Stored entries

──────────────────────────────

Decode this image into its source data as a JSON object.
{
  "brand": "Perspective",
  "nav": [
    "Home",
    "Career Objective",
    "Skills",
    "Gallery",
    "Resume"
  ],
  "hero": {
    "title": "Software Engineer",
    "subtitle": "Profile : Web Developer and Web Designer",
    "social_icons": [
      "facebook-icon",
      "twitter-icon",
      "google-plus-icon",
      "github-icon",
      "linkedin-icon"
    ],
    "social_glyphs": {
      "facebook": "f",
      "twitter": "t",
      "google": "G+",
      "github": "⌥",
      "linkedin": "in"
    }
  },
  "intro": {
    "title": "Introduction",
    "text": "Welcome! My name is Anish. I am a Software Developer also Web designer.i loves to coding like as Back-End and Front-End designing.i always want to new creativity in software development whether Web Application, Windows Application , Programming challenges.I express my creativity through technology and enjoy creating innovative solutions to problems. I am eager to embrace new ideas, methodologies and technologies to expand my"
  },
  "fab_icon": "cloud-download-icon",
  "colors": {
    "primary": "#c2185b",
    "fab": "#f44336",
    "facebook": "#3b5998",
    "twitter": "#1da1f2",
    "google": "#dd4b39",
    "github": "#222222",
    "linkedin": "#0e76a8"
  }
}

──────────────────────────────

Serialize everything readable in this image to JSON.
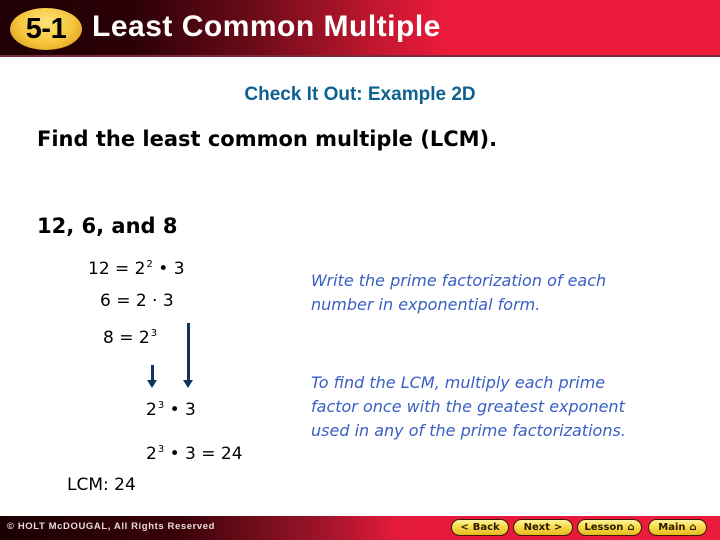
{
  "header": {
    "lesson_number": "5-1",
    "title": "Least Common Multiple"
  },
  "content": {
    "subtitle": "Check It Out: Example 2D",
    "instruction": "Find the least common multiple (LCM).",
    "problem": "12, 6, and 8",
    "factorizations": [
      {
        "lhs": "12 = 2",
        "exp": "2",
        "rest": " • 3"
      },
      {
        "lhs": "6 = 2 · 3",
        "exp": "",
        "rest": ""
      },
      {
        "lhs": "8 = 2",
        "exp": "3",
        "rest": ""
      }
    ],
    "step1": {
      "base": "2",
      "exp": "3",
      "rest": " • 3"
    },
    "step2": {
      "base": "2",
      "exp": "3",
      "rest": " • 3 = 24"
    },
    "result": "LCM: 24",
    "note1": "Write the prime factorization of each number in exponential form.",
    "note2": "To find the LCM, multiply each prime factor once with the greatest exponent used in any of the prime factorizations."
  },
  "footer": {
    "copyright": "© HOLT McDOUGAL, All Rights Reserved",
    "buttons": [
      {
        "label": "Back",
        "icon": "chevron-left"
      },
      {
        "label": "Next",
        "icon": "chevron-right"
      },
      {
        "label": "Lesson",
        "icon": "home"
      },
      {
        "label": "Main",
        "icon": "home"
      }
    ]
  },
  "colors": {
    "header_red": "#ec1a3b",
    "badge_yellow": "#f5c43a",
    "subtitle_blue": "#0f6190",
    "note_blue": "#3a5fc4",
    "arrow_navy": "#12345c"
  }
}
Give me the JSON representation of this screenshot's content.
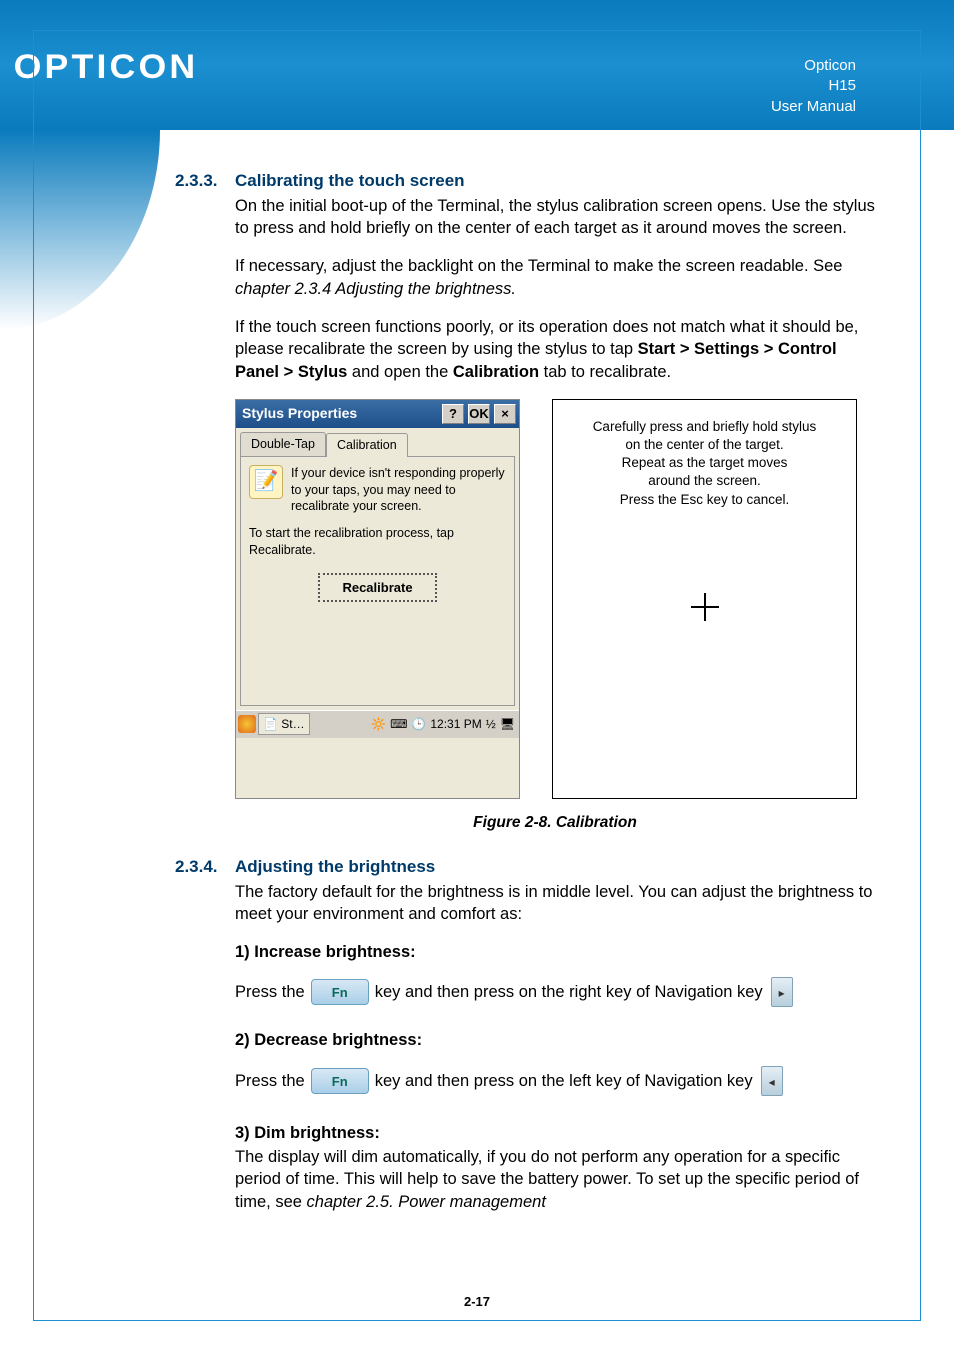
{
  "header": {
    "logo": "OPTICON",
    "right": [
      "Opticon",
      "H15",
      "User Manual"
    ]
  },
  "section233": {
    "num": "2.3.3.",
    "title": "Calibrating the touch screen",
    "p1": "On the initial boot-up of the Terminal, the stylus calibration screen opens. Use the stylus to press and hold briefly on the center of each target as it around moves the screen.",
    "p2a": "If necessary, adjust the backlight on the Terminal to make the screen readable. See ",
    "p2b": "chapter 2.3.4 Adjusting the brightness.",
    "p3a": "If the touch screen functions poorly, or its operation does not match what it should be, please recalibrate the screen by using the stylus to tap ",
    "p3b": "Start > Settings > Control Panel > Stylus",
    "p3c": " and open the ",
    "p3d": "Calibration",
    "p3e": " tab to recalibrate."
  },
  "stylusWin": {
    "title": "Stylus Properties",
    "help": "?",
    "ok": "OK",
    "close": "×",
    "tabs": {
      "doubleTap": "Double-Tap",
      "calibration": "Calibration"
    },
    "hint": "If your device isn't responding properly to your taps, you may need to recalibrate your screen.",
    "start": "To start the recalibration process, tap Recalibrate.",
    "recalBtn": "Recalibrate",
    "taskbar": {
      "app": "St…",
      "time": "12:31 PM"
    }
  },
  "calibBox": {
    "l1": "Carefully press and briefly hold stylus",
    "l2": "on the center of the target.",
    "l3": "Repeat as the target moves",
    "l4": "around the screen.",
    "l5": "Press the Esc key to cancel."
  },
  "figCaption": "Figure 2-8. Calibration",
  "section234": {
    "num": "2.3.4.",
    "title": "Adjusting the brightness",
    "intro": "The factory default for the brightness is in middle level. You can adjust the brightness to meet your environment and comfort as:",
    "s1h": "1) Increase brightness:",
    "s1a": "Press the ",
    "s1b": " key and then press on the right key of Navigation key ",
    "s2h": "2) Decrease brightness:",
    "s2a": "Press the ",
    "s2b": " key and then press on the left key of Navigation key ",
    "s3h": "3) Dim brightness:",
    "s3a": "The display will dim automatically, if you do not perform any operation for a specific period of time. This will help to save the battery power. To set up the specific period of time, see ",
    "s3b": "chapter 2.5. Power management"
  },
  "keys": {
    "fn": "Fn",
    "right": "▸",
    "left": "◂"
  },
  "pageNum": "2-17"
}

──────────────────────────────

**WRITTEN EXERCISE**
Search the listing above for the string "center". Copy every line that contains it.

**RESULT OF THE EXERCISE**
    "p1": "On the initial boot-up of the Terminal, the stylus calibration screen opens. Use the stylus to press and hold briefly on the center of each target as it around moves the screen.",
    "l2": "on the center of the target.",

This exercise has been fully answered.